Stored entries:
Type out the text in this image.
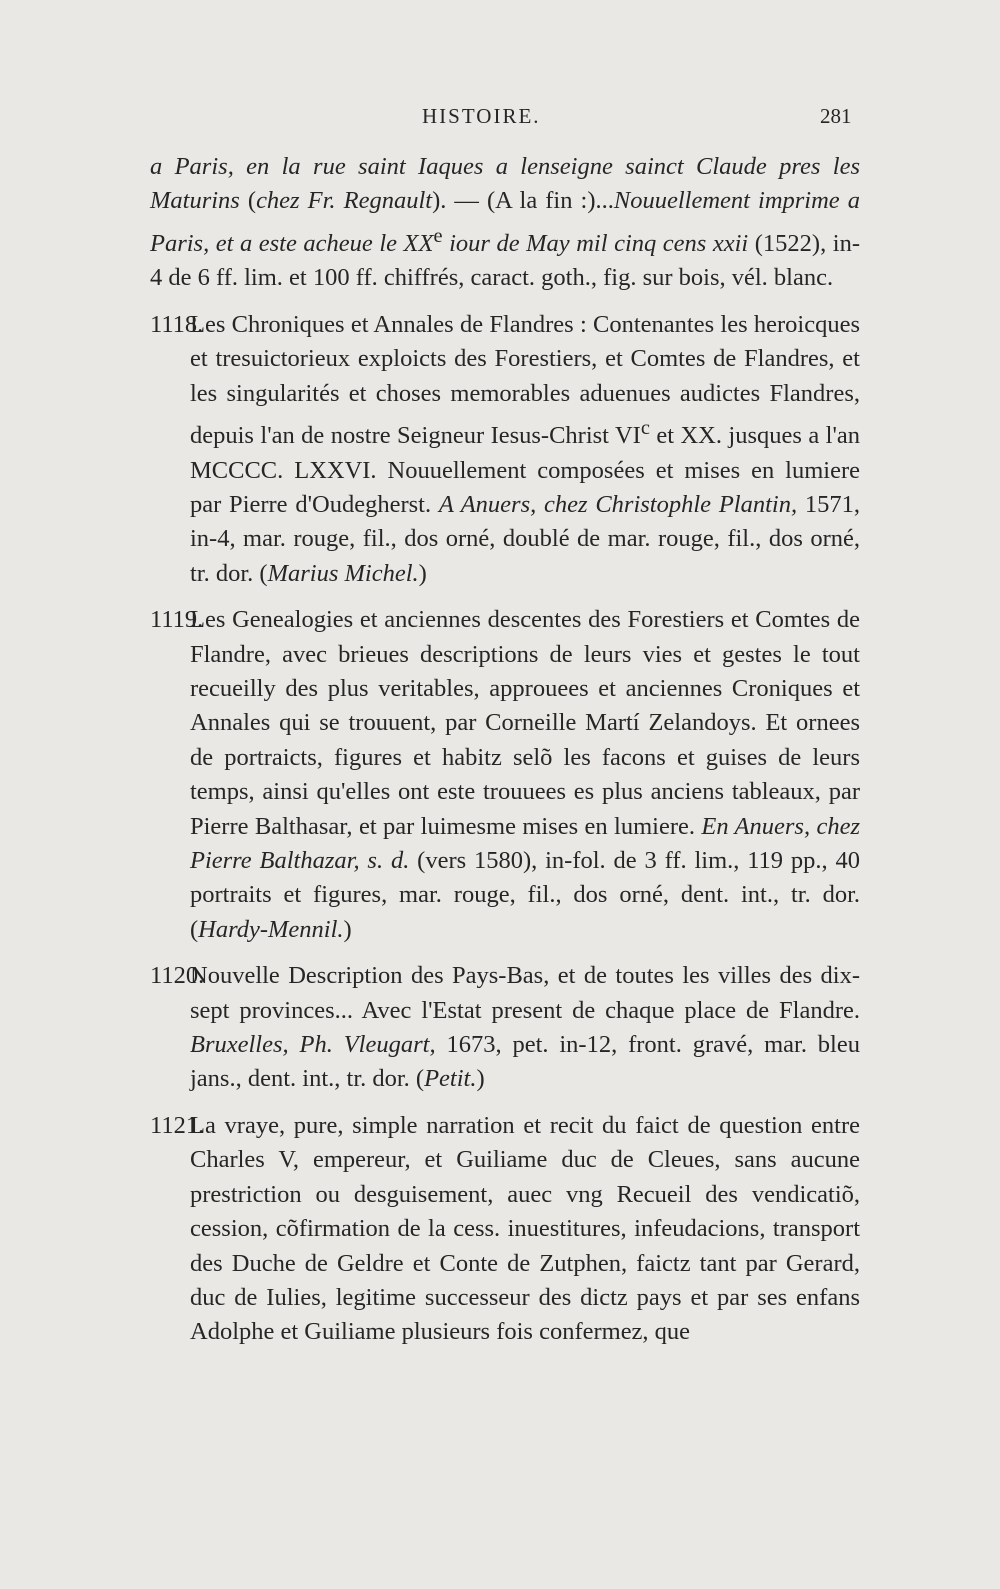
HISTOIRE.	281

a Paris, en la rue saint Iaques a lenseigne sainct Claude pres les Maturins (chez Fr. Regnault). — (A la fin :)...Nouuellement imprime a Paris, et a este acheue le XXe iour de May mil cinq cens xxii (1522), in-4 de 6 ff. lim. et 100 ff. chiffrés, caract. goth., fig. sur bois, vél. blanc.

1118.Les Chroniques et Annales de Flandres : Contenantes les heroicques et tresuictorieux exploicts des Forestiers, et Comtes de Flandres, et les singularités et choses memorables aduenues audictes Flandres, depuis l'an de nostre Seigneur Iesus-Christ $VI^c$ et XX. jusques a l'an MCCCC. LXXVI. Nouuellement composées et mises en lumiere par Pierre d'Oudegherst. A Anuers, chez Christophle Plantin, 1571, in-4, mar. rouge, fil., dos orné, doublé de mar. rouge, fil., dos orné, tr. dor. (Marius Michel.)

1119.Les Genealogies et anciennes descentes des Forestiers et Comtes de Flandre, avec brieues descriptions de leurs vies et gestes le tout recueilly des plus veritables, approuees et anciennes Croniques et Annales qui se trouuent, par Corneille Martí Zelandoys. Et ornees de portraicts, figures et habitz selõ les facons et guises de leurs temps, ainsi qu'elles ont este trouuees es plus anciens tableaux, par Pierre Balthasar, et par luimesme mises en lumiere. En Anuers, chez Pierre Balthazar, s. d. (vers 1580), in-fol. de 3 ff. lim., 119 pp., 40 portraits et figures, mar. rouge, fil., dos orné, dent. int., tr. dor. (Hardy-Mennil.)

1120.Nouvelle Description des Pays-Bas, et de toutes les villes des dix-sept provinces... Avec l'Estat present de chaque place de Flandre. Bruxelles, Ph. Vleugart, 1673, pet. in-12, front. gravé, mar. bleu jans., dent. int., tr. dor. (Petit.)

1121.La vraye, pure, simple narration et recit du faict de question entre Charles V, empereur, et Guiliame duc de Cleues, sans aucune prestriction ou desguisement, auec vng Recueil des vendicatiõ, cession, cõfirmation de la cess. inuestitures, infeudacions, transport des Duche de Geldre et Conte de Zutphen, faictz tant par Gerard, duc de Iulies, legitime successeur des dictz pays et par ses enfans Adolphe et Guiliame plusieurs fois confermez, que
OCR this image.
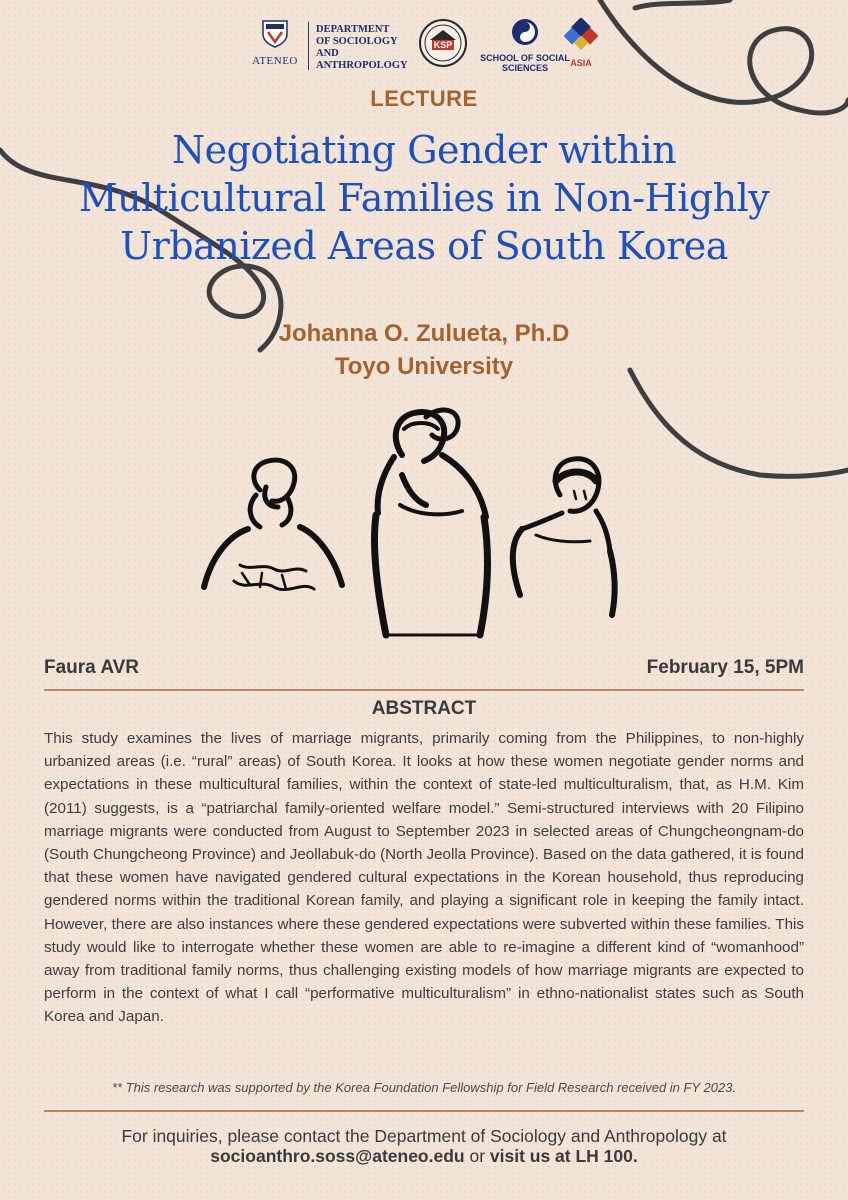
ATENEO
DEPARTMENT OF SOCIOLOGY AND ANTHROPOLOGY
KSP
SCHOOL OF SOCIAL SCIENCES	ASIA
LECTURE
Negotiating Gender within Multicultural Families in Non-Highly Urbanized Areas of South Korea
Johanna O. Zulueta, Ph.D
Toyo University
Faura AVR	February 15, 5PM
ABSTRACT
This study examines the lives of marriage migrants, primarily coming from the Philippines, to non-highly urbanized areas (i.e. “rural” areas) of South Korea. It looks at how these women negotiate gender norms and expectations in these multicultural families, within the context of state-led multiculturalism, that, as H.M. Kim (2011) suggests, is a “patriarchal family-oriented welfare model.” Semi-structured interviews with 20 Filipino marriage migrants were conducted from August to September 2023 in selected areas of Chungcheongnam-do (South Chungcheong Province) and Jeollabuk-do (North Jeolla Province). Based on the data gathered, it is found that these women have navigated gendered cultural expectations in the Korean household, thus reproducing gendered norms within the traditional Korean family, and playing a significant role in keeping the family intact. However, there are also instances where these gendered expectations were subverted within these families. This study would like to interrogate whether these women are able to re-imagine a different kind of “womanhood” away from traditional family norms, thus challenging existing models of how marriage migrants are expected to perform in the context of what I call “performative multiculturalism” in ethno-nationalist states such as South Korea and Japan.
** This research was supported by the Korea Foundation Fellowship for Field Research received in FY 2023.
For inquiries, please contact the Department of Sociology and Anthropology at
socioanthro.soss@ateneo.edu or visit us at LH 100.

> **Goal of the exercise**:
From the data above, gather every line that includes the word "image".

> **Finished answer**:
Type out the text in this image.
OCR this image.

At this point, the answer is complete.